=== PROBLEM DETAILS ===
Write the data out again in full, with no departure from the original.

=== THE RECORDS ===
Begin

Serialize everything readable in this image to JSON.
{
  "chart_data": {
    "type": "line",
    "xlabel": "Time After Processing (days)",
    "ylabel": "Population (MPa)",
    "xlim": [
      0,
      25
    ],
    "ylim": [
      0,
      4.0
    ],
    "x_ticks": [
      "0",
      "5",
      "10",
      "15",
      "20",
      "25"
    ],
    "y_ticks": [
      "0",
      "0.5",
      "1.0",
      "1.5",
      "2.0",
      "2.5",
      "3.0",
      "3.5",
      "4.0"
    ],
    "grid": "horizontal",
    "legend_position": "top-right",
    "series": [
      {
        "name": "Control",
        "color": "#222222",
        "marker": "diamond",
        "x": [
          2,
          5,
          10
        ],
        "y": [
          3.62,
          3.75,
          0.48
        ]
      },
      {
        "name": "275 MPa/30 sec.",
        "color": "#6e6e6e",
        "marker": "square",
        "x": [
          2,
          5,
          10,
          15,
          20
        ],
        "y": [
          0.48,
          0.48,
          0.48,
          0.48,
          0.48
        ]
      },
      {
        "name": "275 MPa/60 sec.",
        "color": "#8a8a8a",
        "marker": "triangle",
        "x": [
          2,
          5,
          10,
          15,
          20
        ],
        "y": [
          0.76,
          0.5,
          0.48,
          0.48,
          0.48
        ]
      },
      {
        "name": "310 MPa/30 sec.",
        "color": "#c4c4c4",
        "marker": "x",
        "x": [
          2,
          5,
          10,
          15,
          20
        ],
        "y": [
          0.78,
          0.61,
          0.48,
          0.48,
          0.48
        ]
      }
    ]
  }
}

End

=== THE COMPLETED TASK ===
Serialize everything readable in this image to JSON.
{
  "chart_data": {
    "type": "line",
    "xlabel": "Time After Processing (days)",
    "ylabel": "Population (MPa)",
    "xlim": [
      0,
      25
    ],
    "ylim": [
      0,
      4.0
    ],
    "x_ticks": [
      "0",
      "5",
      "10",
      "15",
      "20",
      "25"
    ],
    "y_ticks": [
      "0",
      "0.5",
      "1.0",
      "1.5",
      "2.0",
      "2.5",
      "3.0",
      "3.5",
      "4.0"
    ],
    "grid": "horizontal",
    "legend_position": "top-right",
    "series": [
      {
        "name": "Control",
        "color": "#222222",
        "marker": "diamond",
        "x": [
          2,
          5,
          10
        ],
        "y": [
          3.62,
          3.75,
          0.48
        ]
      },
      {
        "name": "275 MPa/30 sec.",
        "color": "#6e6e6e",
        "marker": "square",
        "x": [
          2,
          5,
          10,
          15,
          20
        ],
        "y": [
          0.48,
          0.48,
          0.48,
          0.48,
          0.48
        ]
      },
      {
        "name": "275 MPa/60 sec.",
        "color": "#8a8a8a",
        "marker": "triangle",
        "x": [
          2,
          5,
          10,
          15,
          20
        ],
        "y": [
          0.76,
          0.5,
          0.48,
          0.48,
          0.48
        ]
      },
      {
        "name": "310 MPa/30 sec.",
        "color": "#c4c4c4",
        "marker": "x",
        "x": [
          2,
          5,
          10,
          15,
          20
        ],
        "y": [
          0.78,
          0.61,
          0.48,
          0.48,
          0.48
        ]
      }
    ]
  }
}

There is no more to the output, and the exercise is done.